··· Material for this task ···
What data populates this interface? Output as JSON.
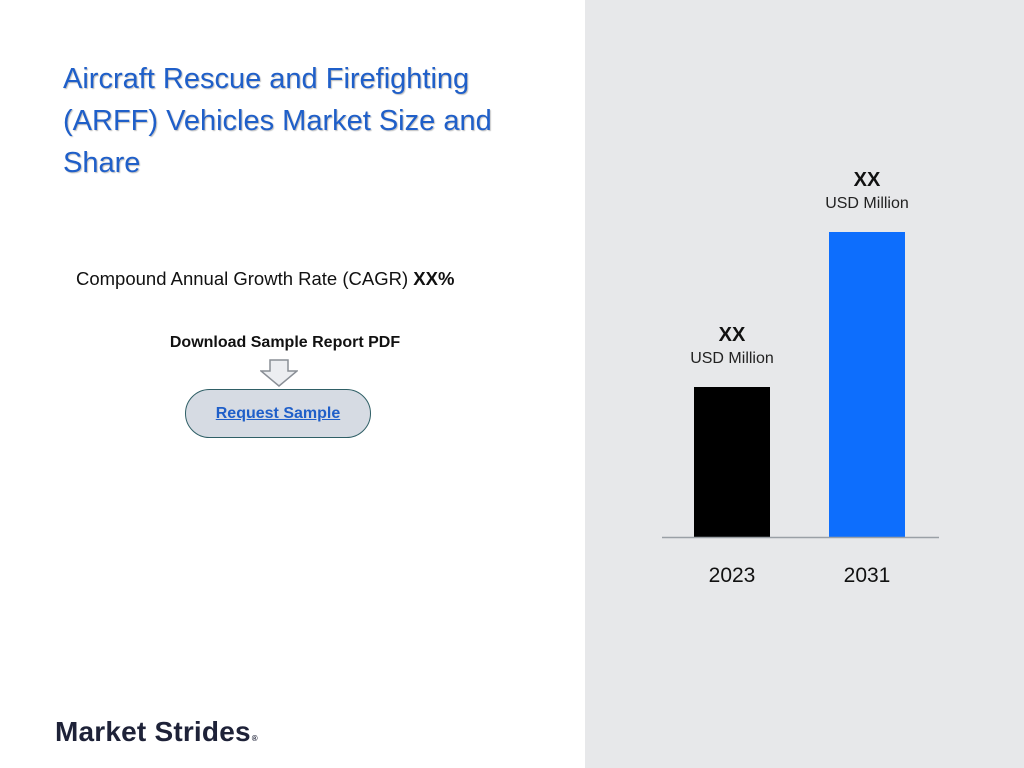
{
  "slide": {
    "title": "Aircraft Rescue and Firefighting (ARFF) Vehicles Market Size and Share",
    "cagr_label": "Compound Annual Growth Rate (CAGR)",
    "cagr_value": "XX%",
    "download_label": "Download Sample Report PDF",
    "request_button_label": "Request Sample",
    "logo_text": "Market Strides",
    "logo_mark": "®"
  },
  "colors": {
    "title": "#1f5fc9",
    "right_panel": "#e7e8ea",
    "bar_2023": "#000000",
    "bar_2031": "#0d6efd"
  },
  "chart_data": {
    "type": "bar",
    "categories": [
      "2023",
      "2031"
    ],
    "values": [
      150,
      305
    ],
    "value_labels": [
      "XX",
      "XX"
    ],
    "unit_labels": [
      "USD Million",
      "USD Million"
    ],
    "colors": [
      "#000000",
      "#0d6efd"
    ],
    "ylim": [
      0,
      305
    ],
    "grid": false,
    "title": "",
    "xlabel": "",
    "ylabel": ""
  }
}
···
··· Material for this task ···
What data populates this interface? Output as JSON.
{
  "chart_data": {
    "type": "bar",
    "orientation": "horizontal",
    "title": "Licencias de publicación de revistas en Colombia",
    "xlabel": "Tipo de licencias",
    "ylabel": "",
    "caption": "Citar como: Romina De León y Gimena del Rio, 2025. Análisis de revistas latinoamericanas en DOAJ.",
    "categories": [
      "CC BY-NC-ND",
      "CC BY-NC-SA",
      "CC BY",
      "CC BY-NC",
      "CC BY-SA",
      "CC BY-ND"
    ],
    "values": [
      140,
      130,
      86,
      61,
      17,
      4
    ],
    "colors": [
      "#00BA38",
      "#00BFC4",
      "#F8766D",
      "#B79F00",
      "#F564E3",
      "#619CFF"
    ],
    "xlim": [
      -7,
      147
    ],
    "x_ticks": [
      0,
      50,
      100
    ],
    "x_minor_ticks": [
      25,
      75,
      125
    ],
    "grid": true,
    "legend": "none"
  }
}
···
Set task:
Look over the listing above. Pick out and copy every line that includes "Sample".

Reply:
    "download_label": "Download Sample Report PDF",
    "request_button_label": "Request Sample",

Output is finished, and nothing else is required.